#### GIVEN PROBLEM:
Extract each line of the data and write it out again exactly.
----- AVAILABLE DATA
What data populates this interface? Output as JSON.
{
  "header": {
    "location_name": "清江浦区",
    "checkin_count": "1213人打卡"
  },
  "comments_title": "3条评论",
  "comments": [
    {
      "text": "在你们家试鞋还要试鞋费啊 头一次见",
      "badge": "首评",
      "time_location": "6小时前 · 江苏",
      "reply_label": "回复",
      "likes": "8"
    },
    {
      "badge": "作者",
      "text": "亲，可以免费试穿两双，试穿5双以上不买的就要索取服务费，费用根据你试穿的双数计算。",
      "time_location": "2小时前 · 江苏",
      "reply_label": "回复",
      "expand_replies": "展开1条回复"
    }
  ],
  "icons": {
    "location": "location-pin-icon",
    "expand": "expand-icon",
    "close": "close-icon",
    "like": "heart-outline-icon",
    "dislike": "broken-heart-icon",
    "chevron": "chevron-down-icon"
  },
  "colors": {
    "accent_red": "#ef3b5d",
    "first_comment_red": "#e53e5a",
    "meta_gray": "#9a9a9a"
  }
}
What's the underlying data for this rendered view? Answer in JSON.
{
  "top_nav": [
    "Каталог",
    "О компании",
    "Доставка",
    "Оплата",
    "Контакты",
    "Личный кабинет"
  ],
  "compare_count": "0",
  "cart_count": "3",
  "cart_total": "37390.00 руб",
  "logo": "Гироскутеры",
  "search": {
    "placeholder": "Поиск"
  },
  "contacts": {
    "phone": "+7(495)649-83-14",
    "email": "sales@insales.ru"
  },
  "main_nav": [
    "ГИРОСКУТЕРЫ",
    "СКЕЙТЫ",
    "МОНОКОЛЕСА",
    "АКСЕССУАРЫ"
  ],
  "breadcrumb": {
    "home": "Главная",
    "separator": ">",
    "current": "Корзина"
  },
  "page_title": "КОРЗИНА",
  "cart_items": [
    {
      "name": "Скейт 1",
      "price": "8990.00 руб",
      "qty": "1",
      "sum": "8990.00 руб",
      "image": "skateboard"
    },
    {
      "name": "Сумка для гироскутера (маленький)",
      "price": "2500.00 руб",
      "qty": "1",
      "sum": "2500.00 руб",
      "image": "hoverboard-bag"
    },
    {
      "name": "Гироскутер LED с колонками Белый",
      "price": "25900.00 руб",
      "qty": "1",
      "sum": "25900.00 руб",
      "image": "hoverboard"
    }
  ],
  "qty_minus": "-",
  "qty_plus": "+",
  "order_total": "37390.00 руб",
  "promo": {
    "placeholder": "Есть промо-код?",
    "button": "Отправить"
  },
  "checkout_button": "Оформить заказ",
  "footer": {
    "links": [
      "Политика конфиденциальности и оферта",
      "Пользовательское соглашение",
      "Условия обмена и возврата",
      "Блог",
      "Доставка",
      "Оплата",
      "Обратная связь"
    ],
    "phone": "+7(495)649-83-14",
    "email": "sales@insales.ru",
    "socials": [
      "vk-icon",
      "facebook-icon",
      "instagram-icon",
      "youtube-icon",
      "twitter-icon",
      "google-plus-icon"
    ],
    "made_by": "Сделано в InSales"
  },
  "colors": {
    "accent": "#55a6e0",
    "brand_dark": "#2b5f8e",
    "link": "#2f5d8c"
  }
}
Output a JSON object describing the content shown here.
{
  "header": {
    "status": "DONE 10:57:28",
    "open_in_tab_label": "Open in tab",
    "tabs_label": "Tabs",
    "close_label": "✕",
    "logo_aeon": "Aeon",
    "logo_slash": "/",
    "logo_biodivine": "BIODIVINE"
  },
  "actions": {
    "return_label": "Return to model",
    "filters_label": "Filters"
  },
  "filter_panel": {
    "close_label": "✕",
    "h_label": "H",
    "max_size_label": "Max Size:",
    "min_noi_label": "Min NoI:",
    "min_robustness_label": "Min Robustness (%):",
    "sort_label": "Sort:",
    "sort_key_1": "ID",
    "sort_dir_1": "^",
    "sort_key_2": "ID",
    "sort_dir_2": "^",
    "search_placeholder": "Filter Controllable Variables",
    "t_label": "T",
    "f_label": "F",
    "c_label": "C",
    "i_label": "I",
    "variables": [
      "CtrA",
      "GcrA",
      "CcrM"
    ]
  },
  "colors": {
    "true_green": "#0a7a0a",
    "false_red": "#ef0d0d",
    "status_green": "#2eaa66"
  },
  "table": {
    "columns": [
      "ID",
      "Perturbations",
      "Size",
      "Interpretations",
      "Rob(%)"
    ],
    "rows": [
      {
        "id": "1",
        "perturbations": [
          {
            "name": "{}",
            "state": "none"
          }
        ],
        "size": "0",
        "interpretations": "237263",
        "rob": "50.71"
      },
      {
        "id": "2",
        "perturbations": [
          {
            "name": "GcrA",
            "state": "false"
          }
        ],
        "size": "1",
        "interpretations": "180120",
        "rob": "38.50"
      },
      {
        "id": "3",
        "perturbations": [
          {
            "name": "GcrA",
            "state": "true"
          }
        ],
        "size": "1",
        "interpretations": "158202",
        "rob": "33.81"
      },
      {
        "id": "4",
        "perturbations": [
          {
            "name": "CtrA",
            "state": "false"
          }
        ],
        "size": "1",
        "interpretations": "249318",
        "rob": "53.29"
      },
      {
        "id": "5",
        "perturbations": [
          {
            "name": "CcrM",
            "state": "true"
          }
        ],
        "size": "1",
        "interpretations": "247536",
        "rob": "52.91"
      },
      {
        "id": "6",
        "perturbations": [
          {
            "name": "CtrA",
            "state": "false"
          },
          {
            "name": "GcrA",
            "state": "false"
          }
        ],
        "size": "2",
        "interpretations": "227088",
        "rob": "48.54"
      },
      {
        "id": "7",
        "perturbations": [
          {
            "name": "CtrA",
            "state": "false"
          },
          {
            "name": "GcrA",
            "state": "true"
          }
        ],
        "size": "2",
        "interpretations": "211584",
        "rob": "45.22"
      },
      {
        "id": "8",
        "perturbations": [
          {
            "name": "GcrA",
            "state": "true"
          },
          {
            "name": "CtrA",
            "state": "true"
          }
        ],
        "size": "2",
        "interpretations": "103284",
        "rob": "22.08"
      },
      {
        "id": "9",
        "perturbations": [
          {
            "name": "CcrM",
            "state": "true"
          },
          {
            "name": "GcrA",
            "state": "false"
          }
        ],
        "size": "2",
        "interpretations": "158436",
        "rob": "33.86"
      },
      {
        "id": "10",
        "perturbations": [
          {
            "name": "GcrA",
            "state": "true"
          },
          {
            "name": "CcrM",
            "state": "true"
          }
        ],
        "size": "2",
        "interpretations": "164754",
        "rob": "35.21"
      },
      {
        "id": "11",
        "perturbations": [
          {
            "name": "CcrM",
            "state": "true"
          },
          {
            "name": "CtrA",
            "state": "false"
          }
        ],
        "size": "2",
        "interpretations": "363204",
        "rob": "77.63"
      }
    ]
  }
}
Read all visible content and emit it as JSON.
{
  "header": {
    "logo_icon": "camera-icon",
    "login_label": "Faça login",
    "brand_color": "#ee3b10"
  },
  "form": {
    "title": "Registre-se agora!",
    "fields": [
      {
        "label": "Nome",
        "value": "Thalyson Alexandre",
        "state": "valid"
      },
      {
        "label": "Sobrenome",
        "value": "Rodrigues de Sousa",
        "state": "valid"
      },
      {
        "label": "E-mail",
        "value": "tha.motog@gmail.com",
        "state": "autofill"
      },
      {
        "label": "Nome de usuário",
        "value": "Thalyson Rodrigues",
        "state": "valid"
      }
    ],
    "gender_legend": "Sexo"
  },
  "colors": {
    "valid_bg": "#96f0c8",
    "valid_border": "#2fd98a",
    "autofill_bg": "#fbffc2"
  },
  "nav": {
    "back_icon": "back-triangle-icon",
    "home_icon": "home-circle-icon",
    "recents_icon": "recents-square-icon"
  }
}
----------
#### RESPONSE:
What data populates this interface? Output as JSON.
{
  "header": {
    "location_name": "清江浦区",
    "checkin_count": "1213人打卡"
  },
  "comments_title": "3条评论",
  "comments": [
    {
      "text": "在你们家试鞋还要试鞋费啊 头一次见",
      "badge": "首评",
      "time_location": "6小时前 · 江苏",
      "reply_label": "回复",
      "likes": "8"
    },
    {
      "badge": "作者",
      "text": "亲，可以免费试穿两双，试穿5双以上不买的就要索取服务费，费用根据你试穿的双数计算。",
      "time_location": "2小时前 · 江苏",
      "reply_label": "回复",
      "expand_replies": "展开1条回复"
    }
  ],
  "icons": {
    "location": "location-pin-icon",
    "expand": "expand-icon",
    "close": "close-icon",
    "like": "heart-outline-icon",
    "dislike": "broken-heart-icon",
    "chevron": "chevron-down-icon"
  },
  "colors": {
    "accent_red": "#ef3b5d",
    "first_comment_red": "#e53e5a",
    "meta_gray": "#9a9a9a"
  }
}
What's the underlying data for this rendered view? Answer in JSON.
{
  "top_nav": [
    "Каталог",
    "О компании",
    "Доставка",
    "Оплата",
    "Контакты",
    "Личный кабинет"
  ],
  "compare_count": "0",
  "cart_count": "3",
  "cart_total": "37390.00 руб",
  "logo": "Гироскутеры",
  "search": {
    "placeholder": "Поиск"
  },
  "contacts": {
    "phone": "+7(495)649-83-14",
    "email": "sales@insales.ru"
  },
  "main_nav": [
    "ГИРОСКУТЕРЫ",
    "СКЕЙТЫ",
    "МОНОКОЛЕСА",
    "АКСЕССУАРЫ"
  ],
  "breadcrumb": {
    "home": "Главная",
    "separator": ">",
    "current": "Корзина"
  },
  "page_title": "КОРЗИНА",
  "cart_items": [
    {
      "name": "Скейт 1",
      "price": "8990.00 руб",
      "qty": "1",
      "sum": "8990.00 руб",
      "image": "skateboard"
    },
    {
      "name": "Сумка для гироскутера (маленький)",
      "price": "2500.00 руб",
      "qty": "1",
      "sum": "2500.00 руб",
      "image": "hoverboard-bag"
    },
    {
      "name": "Гироскутер LED с колонками Белый",
      "price": "25900.00 руб",
      "qty": "1",
      "sum": "25900.00 руб",
      "image": "hoverboard"
    }
  ],
  "qty_minus": "-",
  "qty_plus": "+",
  "order_total": "37390.00 руб",
  "promo": {
    "placeholder": "Есть промо-код?",
    "button": "Отправить"
  },
  "checkout_button": "Оформить заказ",
  "footer": {
    "links": [
      "Политика конфиденциальности и оферта",
      "Пользовательское соглашение",
      "Условия обмена и возврата",
      "Блог",
      "Доставка",
      "Оплата",
      "Обратная связь"
    ],
    "phone": "+7(495)649-83-14",
    "email": "sales@insales.ru",
    "socials": [
      "vk-icon",
      "facebook-icon",
      "instagram-icon",
      "youtube-icon",
      "twitter-icon",
      "google-plus-icon"
    ],
    "made_by": "Сделано в InSales"
  },
  "colors": {
    "accent": "#55a6e0",
    "brand_dark": "#2b5f8e",
    "link": "#2f5d8c"
  }
}
Output a JSON object describing the content shown here.
{
  "header": {
    "status": "DONE 10:57:28",
    "open_in_tab_label": "Open in tab",
    "tabs_label": "Tabs",
    "close_label": "✕",
    "logo_aeon": "Aeon",
    "logo_slash": "/",
    "logo_biodivine": "BIODIVINE"
  },
  "actions": {
    "return_label": "Return to model",
    "filters_label": "Filters"
  },
  "filter_panel": {
    "close_label": "✕",
    "h_label": "H",
    "max_size_label": "Max Size:",
    "min_noi_label": "Min NoI:",
    "min_robustness_label": "Min Robustness (%):",
    "sort_label": "Sort:",
    "sort_key_1": "ID",
    "sort_dir_1": "^",
    "sort_key_2": "ID",
    "sort_dir_2": "^",
    "search_placeholder": "Filter Controllable Variables",
    "t_label": "T",
    "f_label": "F",
    "c_label": "C",
    "i_label": "I",
    "variables": [
      "CtrA",
      "GcrA",
      "CcrM"
    ]
  },
  "colors": {
    "true_green": "#0a7a0a",
    "false_red": "#ef0d0d",
    "status_green": "#2eaa66"
  },
  "table": {
    "columns": [
      "ID",
      "Perturbations",
      "Size",
      "Interpretations",
      "Rob(%)"
    ],
    "rows": [
      {
        "id": "1",
        "perturbations": [
          {
            "name": "{}",
            "state": "none"
          }
        ],
        "size": "0",
        "interpretations": "237263",
        "rob": "50.71"
      },
      {
        "id": "2",
        "perturbations": [
          {
            "name": "GcrA",
            "state": "false"
          }
        ],
        "size": "1",
        "interpretations": "180120",
        "rob": "38.50"
      },
      {
        "id": "3",
        "perturbations": [
          {
            "name": "GcrA",
            "state": "true"
          }
        ],
        "size": "1",
        "interpretations": "158202",
        "rob": "33.81"
      },
      {
        "id": "4",
        "perturbations": [
          {
            "name": "CtrA",
            "state": "false"
          }
        ],
        "size": "1",
        "interpretations": "249318",
        "rob": "53.29"
      },
      {
        "id": "5",
        "perturbations": [
          {
            "name": "CcrM",
            "state": "true"
          }
        ],
        "size": "1",
        "interpretations": "247536",
        "rob": "52.91"
      },
      {
        "id": "6",
        "perturbations": [
          {
            "name": "CtrA",
            "state": "false"
          },
          {
            "name": "GcrA",
            "state": "false"
          }
        ],
        "size": "2",
        "interpretations": "227088",
        "rob": "48.54"
      },
      {
        "id": "7",
        "perturbations": [
          {
            "name": "CtrA",
            "state": "false"
          },
          {
            "name": "GcrA",
            "state": "true"
          }
        ],
        "size": "2",
        "interpretations": "211584",
        "rob": "45.22"
      },
      {
        "id": "8",
        "perturbations": [
          {
            "name": "GcrA",
            "state": "true"
          },
          {
            "name": "CtrA",
            "state": "true"
          }
        ],
        "size": "2",
        "interpretations": "103284",
        "rob": "22.08"
      },
      {
        "id": "9",
        "perturbations": [
          {
            "name": "CcrM",
            "state": "true"
          },
          {
            "name": "GcrA",
            "state": "false"
          }
        ],
        "size": "2",
        "interpretations": "158436",
        "rob": "33.86"
      },
      {
        "id": "10",
        "perturbations": [
          {
            "name": "GcrA",
            "state": "true"
          },
          {
            "name": "CcrM",
            "state": "true"
          }
        ],
        "size": "2",
        "interpretations": "164754",
        "rob": "35.21"
      },
      {
        "id": "11",
        "perturbations": [
          {
            "name": "CcrM",
            "state": "true"
          },
          {
            "name": "CtrA",
            "state": "false"
          }
        ],
        "size": "2",
        "interpretations": "363204",
        "rob": "77.63"
      }
    ]
  }
}
Read all visible content and emit it as JSON.
{
  "header": {
    "logo_icon": "camera-icon",
    "login_label": "Faça login",
    "brand_color": "#ee3b10"
  },
  "form": {
    "title": "Registre-se agora!",
    "fields": [
      {
        "label": "Nome",
        "value": "Thalyson Alexandre",
        "state": "valid"
      },
      {
        "label": "Sobrenome",
        "value": "Rodrigues de Sousa",
        "state": "valid"
      },
      {
        "label": "E-mail",
        "value": "tha.motog@gmail.com",
        "state": "autofill"
      },
      {
        "label": "Nome de usuário",
        "value": "Thalyson Rodrigues",
        "state": "valid"
      }
    ],
    "gender_legend": "Sexo"
  },
  "colors": {
    "valid_bg": "#96f0c8",
    "valid_border": "#2fd98a",
    "autofill_bg": "#fbffc2"
  },
  "nav": {
    "back_icon": "back-triangle-icon",
    "home_icon": "home-circle-icon",
    "recents_icon": "recents-square-icon"
  }
}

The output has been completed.